* SHORT TASK: Drop the pictures from the entries below, then reproduce the rest exactly.
== RAW DATA ==
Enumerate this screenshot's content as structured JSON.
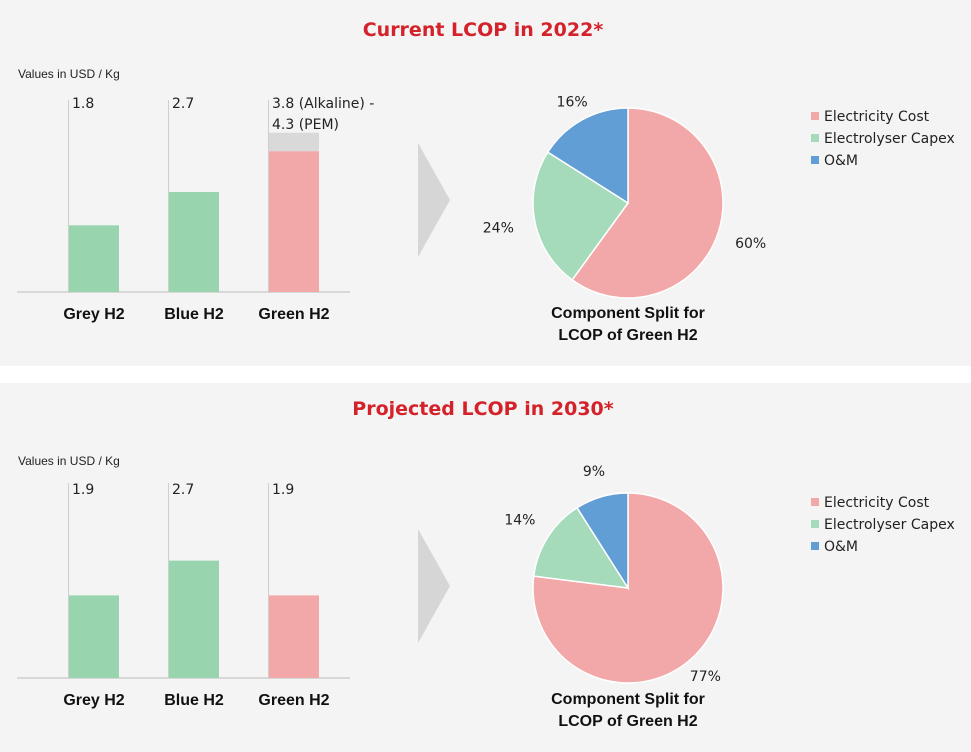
{
  "colors": {
    "accent_red": "#d3222a",
    "bar_green": "#98d4ad",
    "bar_pink": "#f2a8a8",
    "bar_grey_cap": "#d9d9d9",
    "pie_electricity": "#f2a8a8",
    "pie_capex": "#a5dabb",
    "pie_om": "#619ed6",
    "arrow": "#d6d6d6"
  },
  "legend": [
    {
      "label": "Electricity Cost",
      "color": "#f2a8a8"
    },
    {
      "label": "Electrolyser Capex",
      "color": "#a5dabb"
    },
    {
      "label": "O&M",
      "color": "#619ed6"
    }
  ],
  "chart_data": [
    {
      "type": "bar",
      "title": "Current LCOP in 2022*",
      "ylabel": "Values in USD / Kg",
      "categories": [
        "Grey H2",
        "Blue H2",
        "Green H2"
      ],
      "values": [
        1.8,
        2.7,
        3.8
      ],
      "range_upper": [
        null,
        null,
        4.3
      ],
      "value_labels": [
        "1.8",
        "2.7",
        "3.8 (Alkaline) -\n4.3 (PEM)"
      ],
      "bar_colors": [
        "#98d4ad",
        "#98d4ad",
        "#f2a8a8"
      ],
      "ylim": [
        0,
        5.4
      ]
    },
    {
      "type": "pie",
      "title": "Component Split for LCOP of Green H2",
      "caption": [
        "Component Split for",
        "LCOP of Green H2"
      ],
      "labels": [
        "Electricity Cost",
        "Electrolyser Capex",
        "O&M"
      ],
      "values": [
        60,
        24,
        16
      ],
      "value_labels": [
        "60%",
        "24%",
        "16%"
      ],
      "colors": [
        "#f2a8a8",
        "#a5dabb",
        "#619ed6"
      ]
    },
    {
      "type": "bar",
      "title": "Projected LCOP in 2030*",
      "ylabel": "Values in USD / Kg",
      "categories": [
        "Grey H2",
        "Blue H2",
        "Green H2"
      ],
      "values": [
        1.9,
        2.7,
        1.9
      ],
      "range_upper": [
        null,
        null,
        null
      ],
      "value_labels": [
        "1.9",
        "2.7",
        "1.9"
      ],
      "bar_colors": [
        "#98d4ad",
        "#98d4ad",
        "#f2a8a8"
      ],
      "ylim": [
        0,
        4.6
      ]
    },
    {
      "type": "pie",
      "title": "Component Split for LCOP of Green H2",
      "caption": [
        "Component Split for",
        "LCOP of Green H2"
      ],
      "labels": [
        "Electricity Cost",
        "Electrolyser Capex",
        "O&M"
      ],
      "values": [
        77,
        14,
        9
      ],
      "value_labels": [
        "77%",
        "14%",
        "9%"
      ],
      "colors": [
        "#f2a8a8",
        "#a5dabb",
        "#619ed6"
      ]
    }
  ]
}
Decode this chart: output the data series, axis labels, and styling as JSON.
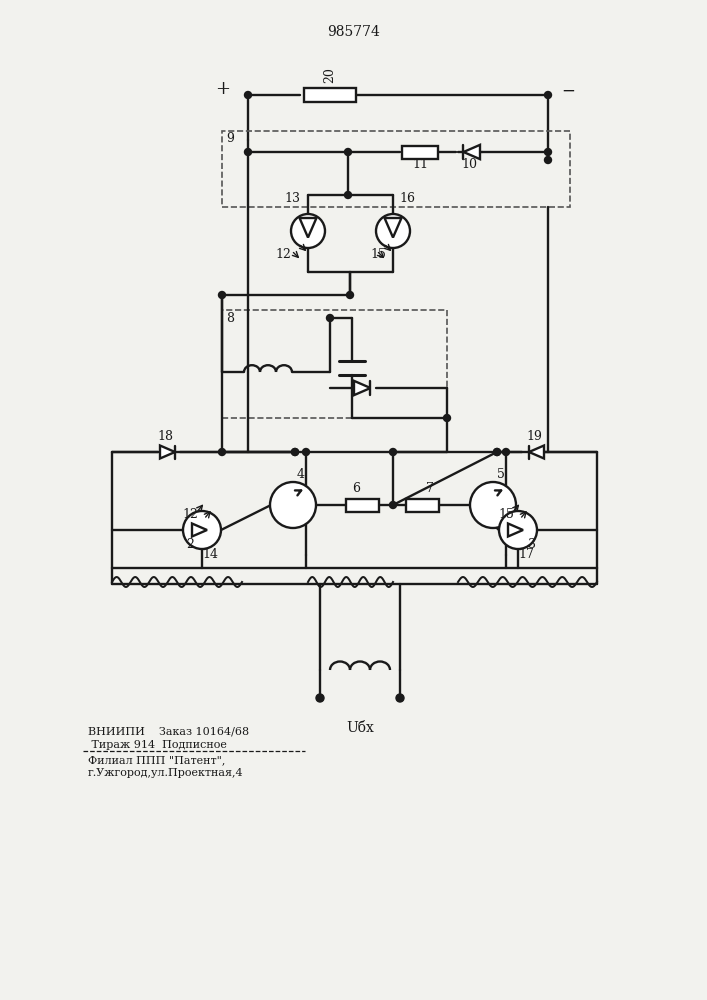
{
  "title": "985774",
  "bg_color": "#f2f2ee",
  "line_color": "#1a1a1a",
  "text_color": "#1a1a1a",
  "footer_line1": "ВНИИПИ    Заказ 10164/68",
  "footer_line2": " Тираж 914  Подписное",
  "footer_line3": "Филиал ППП \"Патент\",",
  "footer_line4": "г.Ужгород,ул.Проектная,4",
  "input_label": "Uбх"
}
===
* ANSWER FOR THE TASK:
Enumerate this screenshot's content as structured JSON.
{
  "colors": {
    "accent_red": "#d3222a",
    "bar_green": "#98d4ad",
    "bar_pink": "#f2a8a8",
    "bar_grey_cap": "#d9d9d9",
    "pie_electricity": "#f2a8a8",
    "pie_capex": "#a5dabb",
    "pie_om": "#619ed6",
    "arrow": "#d6d6d6"
  },
  "legend": [
    {
      "label": "Electricity Cost",
      "color": "#f2a8a8"
    },
    {
      "label": "Electrolyser Capex",
      "color": "#a5dabb"
    },
    {
      "label": "O&M",
      "color": "#619ed6"
    }
  ],
  "chart_data": [
    {
      "type": "bar",
      "title": "Current LCOP in 2022*",
      "ylabel": "Values in USD / Kg",
      "categories": [
        "Grey H2",
        "Blue H2",
        "Green H2"
      ],
      "values": [
        1.8,
        2.7,
        3.8
      ],
      "range_upper": [
        null,
        null,
        4.3
      ],
      "value_labels": [
        "1.8",
        "2.7",
        "3.8 (Alkaline) -\n4.3 (PEM)"
      ],
      "bar_colors": [
        "#98d4ad",
        "#98d4ad",
        "#f2a8a8"
      ],
      "ylim": [
        0,
        5.4
      ]
    },
    {
      "type": "pie",
      "title": "Component Split for LCOP of Green H2",
      "caption": [
        "Component Split for",
        "LCOP of Green H2"
      ],
      "labels": [
        "Electricity Cost",
        "Electrolyser Capex",
        "O&M"
      ],
      "values": [
        60,
        24,
        16
      ],
      "value_labels": [
        "60%",
        "24%",
        "16%"
      ],
      "colors": [
        "#f2a8a8",
        "#a5dabb",
        "#619ed6"
      ]
    },
    {
      "type": "bar",
      "title": "Projected LCOP in 2030*",
      "ylabel": "Values in USD / Kg",
      "categories": [
        "Grey H2",
        "Blue H2",
        "Green H2"
      ],
      "values": [
        1.9,
        2.7,
        1.9
      ],
      "range_upper": [
        null,
        null,
        null
      ],
      "value_labels": [
        "1.9",
        "2.7",
        "1.9"
      ],
      "bar_colors": [
        "#98d4ad",
        "#98d4ad",
        "#f2a8a8"
      ],
      "ylim": [
        0,
        4.6
      ]
    },
    {
      "type": "pie",
      "title": "Component Split for LCOP of Green H2",
      "caption": [
        "Component Split for",
        "LCOP of Green H2"
      ],
      "labels": [
        "Electricity Cost",
        "Electrolyser Capex",
        "O&M"
      ],
      "values": [
        77,
        14,
        9
      ],
      "value_labels": [
        "77%",
        "14%",
        "9%"
      ],
      "colors": [
        "#f2a8a8",
        "#a5dabb",
        "#619ed6"
      ]
    }
  ]
}
Decode this chart: output the data series, axis labels, and styling as JSON.
{
  "title": "985774",
  "bg_color": "#f2f2ee",
  "line_color": "#1a1a1a",
  "text_color": "#1a1a1a",
  "footer_line1": "ВНИИПИ    Заказ 10164/68",
  "footer_line2": " Тираж 914  Подписное",
  "footer_line3": "Филиал ППП \"Патент\",",
  "footer_line4": "г.Ужгород,ул.Проектная,4",
  "input_label": "Uбх"
}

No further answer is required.